> **EXERCISE PROMPT**
Your task is to repeat all of the material exactly.

[Items listed in a dataset]
##############################

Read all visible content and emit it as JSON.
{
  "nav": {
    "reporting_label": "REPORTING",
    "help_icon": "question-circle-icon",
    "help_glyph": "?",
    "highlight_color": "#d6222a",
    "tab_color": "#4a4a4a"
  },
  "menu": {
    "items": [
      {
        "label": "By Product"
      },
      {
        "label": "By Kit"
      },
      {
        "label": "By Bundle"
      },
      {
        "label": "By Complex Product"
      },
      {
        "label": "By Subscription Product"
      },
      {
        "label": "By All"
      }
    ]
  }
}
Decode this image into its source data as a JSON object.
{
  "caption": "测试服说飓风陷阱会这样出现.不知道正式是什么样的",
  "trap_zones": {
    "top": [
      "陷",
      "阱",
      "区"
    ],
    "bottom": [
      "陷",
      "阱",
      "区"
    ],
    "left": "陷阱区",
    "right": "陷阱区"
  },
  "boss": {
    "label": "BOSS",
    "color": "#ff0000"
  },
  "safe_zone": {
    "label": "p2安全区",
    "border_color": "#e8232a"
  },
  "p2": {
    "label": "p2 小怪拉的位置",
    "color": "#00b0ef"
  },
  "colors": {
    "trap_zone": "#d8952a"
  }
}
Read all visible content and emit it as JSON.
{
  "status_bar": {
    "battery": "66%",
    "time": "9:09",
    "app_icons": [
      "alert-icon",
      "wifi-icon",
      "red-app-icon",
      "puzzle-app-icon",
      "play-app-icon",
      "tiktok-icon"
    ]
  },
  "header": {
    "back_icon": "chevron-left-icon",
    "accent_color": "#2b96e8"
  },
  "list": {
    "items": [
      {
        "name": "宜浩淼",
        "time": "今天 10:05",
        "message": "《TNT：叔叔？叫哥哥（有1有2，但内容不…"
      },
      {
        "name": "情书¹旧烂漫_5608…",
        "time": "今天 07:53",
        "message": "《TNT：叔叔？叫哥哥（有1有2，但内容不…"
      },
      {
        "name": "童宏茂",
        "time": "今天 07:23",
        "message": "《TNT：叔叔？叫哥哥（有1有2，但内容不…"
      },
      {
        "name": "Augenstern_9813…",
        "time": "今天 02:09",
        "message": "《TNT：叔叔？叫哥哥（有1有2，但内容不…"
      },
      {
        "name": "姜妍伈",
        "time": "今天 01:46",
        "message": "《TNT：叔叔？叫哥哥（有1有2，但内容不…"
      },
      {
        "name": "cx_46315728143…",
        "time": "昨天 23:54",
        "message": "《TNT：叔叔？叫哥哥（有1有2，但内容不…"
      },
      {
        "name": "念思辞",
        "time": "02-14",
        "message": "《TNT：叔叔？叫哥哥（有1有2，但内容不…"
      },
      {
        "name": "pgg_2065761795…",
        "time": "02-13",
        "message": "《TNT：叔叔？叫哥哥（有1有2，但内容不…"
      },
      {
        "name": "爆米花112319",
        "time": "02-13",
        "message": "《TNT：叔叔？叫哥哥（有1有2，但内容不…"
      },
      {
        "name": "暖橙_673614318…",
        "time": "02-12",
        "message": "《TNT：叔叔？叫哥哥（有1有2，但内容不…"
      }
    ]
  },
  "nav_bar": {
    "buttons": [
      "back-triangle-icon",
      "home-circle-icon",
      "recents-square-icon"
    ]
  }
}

##############################

> **SOLUTION BELOW**
Read all visible content and emit it as JSON.
{
  "nav": {
    "reporting_label": "REPORTING",
    "help_icon": "question-circle-icon",
    "help_glyph": "?",
    "highlight_color": "#d6222a",
    "tab_color": "#4a4a4a"
  },
  "menu": {
    "items": [
      {
        "label": "By Product"
      },
      {
        "label": "By Kit"
      },
      {
        "label": "By Bundle"
      },
      {
        "label": "By Complex Product"
      },
      {
        "label": "By Subscription Product"
      },
      {
        "label": "By All"
      }
    ]
  }
}
Decode this image into its source data as a JSON object.
{
  "caption": "测试服说飓风陷阱会这样出现.不知道正式是什么样的",
  "trap_zones": {
    "top": [
      "陷",
      "阱",
      "区"
    ],
    "bottom": [
      "陷",
      "阱",
      "区"
    ],
    "left": "陷阱区",
    "right": "陷阱区"
  },
  "boss": {
    "label": "BOSS",
    "color": "#ff0000"
  },
  "safe_zone": {
    "label": "p2安全区",
    "border_color": "#e8232a"
  },
  "p2": {
    "label": "p2 小怪拉的位置",
    "color": "#00b0ef"
  },
  "colors": {
    "trap_zone": "#d8952a"
  }
}
Read all visible content and emit it as JSON.
{
  "status_bar": {
    "battery": "66%",
    "time": "9:09",
    "app_icons": [
      "alert-icon",
      "wifi-icon",
      "red-app-icon",
      "puzzle-app-icon",
      "play-app-icon",
      "tiktok-icon"
    ]
  },
  "header": {
    "back_icon": "chevron-left-icon",
    "accent_color": "#2b96e8"
  },
  "list": {
    "items": [
      {
        "name": "宜浩淼",
        "time": "今天 10:05",
        "message": "《TNT：叔叔？叫哥哥（有1有2，但内容不…"
      },
      {
        "name": "情书¹旧烂漫_5608…",
        "time": "今天 07:53",
        "message": "《TNT：叔叔？叫哥哥（有1有2，但内容不…"
      },
      {
        "name": "童宏茂",
        "time": "今天 07:23",
        "message": "《TNT：叔叔？叫哥哥（有1有2，但内容不…"
      },
      {
        "name": "Augenstern_9813…",
        "time": "今天 02:09",
        "message": "《TNT：叔叔？叫哥哥（有1有2，但内容不…"
      },
      {
        "name": "姜妍伈",
        "time": "今天 01:46",
        "message": "《TNT：叔叔？叫哥哥（有1有2，但内容不…"
      },
      {
        "name": "cx_46315728143…",
        "time": "昨天 23:54",
        "message": "《TNT：叔叔？叫哥哥（有1有2，但内容不…"
      },
      {
        "name": "念思辞",
        "time": "02-14",
        "message": "《TNT：叔叔？叫哥哥（有1有2，但内容不…"
      },
      {
        "name": "pgg_2065761795…",
        "time": "02-13",
        "message": "《TNT：叔叔？叫哥哥（有1有2，但内容不…"
      },
      {
        "name": "爆米花112319",
        "time": "02-13",
        "message": "《TNT：叔叔？叫哥哥（有1有2，但内容不…"
      },
      {
        "name": "暖橙_673614318…",
        "time": "02-12",
        "message": "《TNT：叔叔？叫哥哥（有1有2，但内容不…"
      }
    ]
  },
  "nav_bar": {
    "buttons": [
      "back-triangle-icon",
      "home-circle-icon",
      "recents-square-icon"
    ]
  }
}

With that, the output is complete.